Stored records:
────────────────────

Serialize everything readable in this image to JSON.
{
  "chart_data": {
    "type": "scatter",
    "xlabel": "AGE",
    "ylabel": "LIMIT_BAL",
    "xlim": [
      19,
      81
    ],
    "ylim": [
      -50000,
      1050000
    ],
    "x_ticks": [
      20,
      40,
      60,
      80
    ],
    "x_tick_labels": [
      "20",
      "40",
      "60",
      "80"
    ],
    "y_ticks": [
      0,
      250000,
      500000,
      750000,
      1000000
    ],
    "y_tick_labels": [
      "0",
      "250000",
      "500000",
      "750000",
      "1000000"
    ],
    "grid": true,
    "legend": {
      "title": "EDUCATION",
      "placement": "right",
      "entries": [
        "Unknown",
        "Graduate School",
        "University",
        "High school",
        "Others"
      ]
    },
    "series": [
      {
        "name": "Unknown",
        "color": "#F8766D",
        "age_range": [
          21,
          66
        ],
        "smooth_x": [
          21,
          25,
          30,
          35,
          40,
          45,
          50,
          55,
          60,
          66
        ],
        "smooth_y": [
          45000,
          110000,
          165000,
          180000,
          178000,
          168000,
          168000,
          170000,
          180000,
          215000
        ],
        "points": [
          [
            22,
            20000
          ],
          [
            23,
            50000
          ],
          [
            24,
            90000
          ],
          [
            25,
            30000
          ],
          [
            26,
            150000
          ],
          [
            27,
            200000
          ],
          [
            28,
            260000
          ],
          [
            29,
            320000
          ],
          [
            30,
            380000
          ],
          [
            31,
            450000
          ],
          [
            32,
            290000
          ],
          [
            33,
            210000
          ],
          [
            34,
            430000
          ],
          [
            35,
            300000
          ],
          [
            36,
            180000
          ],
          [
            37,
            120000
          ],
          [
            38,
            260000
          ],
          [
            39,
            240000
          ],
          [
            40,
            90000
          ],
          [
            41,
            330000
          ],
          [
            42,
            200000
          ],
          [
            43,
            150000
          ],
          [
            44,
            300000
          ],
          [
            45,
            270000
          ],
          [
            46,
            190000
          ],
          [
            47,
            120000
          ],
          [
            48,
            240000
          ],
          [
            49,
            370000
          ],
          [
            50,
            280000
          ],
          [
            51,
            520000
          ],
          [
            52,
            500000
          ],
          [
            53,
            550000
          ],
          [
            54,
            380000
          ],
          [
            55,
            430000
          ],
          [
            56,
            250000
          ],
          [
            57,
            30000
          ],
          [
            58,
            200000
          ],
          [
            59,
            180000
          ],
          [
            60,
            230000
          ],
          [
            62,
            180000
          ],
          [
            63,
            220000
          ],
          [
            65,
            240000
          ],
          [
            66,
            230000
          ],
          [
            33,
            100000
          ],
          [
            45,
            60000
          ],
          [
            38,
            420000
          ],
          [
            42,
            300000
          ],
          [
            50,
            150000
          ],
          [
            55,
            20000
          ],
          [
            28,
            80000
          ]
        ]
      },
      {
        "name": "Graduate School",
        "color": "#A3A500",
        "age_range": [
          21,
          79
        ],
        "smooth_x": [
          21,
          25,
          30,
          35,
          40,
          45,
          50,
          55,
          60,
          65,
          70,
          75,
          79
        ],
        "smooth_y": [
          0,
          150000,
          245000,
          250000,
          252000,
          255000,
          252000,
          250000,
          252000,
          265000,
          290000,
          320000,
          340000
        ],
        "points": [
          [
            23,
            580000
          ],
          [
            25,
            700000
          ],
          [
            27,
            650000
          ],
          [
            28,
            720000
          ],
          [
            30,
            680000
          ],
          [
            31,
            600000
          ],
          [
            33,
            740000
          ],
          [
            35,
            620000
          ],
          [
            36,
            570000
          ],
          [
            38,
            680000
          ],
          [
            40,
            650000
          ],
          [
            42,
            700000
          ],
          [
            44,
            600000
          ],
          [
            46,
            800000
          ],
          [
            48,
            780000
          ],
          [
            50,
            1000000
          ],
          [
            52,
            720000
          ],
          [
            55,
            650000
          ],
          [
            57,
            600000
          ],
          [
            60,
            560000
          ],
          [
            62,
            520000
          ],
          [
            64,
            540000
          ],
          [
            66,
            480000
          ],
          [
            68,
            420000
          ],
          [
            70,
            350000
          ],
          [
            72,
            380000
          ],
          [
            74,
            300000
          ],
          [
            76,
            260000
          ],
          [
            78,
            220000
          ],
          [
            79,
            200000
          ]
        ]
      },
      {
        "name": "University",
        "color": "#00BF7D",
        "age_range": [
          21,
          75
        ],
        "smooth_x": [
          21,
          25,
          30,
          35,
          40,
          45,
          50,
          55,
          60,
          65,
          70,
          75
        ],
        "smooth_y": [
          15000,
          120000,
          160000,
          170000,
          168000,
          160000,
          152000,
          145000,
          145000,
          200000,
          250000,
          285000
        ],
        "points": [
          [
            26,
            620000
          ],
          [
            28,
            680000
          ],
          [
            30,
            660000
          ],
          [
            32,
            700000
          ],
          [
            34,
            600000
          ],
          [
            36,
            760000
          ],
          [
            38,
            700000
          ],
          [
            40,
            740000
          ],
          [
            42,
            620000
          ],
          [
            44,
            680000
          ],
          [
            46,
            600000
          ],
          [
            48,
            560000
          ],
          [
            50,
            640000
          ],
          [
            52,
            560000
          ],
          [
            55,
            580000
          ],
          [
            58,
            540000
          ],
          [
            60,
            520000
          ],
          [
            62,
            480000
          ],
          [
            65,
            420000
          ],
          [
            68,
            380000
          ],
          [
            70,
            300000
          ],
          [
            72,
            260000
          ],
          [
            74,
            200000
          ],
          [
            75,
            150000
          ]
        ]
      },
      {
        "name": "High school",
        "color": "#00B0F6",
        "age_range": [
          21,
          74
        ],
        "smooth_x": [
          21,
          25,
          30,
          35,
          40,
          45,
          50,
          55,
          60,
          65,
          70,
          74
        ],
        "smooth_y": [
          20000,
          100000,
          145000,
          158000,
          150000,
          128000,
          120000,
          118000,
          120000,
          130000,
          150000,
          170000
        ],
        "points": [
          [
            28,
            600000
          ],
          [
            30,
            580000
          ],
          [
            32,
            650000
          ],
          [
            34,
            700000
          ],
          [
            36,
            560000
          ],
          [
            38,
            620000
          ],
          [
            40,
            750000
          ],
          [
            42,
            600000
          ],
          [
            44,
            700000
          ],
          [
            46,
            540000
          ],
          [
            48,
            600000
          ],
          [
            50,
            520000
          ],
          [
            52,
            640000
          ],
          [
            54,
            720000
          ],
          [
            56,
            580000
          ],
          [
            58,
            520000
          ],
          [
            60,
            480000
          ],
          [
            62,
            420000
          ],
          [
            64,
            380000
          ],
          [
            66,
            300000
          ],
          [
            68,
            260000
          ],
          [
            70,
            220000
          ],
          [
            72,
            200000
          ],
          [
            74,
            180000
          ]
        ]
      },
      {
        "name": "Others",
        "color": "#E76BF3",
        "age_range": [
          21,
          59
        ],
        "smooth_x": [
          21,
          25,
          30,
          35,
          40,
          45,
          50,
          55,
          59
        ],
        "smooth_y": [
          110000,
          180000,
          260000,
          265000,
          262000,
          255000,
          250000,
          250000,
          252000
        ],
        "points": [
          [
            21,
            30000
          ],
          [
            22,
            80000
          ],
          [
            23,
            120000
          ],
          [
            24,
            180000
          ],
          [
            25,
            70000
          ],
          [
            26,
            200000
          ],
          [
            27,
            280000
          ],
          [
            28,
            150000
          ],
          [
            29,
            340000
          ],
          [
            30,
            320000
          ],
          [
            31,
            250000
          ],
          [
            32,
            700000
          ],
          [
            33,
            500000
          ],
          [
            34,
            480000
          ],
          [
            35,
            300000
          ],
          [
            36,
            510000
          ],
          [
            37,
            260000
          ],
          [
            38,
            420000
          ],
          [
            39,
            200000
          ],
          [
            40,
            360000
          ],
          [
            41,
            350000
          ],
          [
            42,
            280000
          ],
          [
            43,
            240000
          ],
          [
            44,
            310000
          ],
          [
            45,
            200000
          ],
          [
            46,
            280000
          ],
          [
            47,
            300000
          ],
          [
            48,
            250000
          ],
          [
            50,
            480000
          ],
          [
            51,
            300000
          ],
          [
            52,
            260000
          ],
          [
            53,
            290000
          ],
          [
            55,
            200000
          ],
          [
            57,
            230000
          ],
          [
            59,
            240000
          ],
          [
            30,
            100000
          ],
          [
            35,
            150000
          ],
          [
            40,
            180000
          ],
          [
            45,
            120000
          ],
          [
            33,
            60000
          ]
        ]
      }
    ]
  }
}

────────────────────

Give only the number of lines in the records that contain the string "name".

5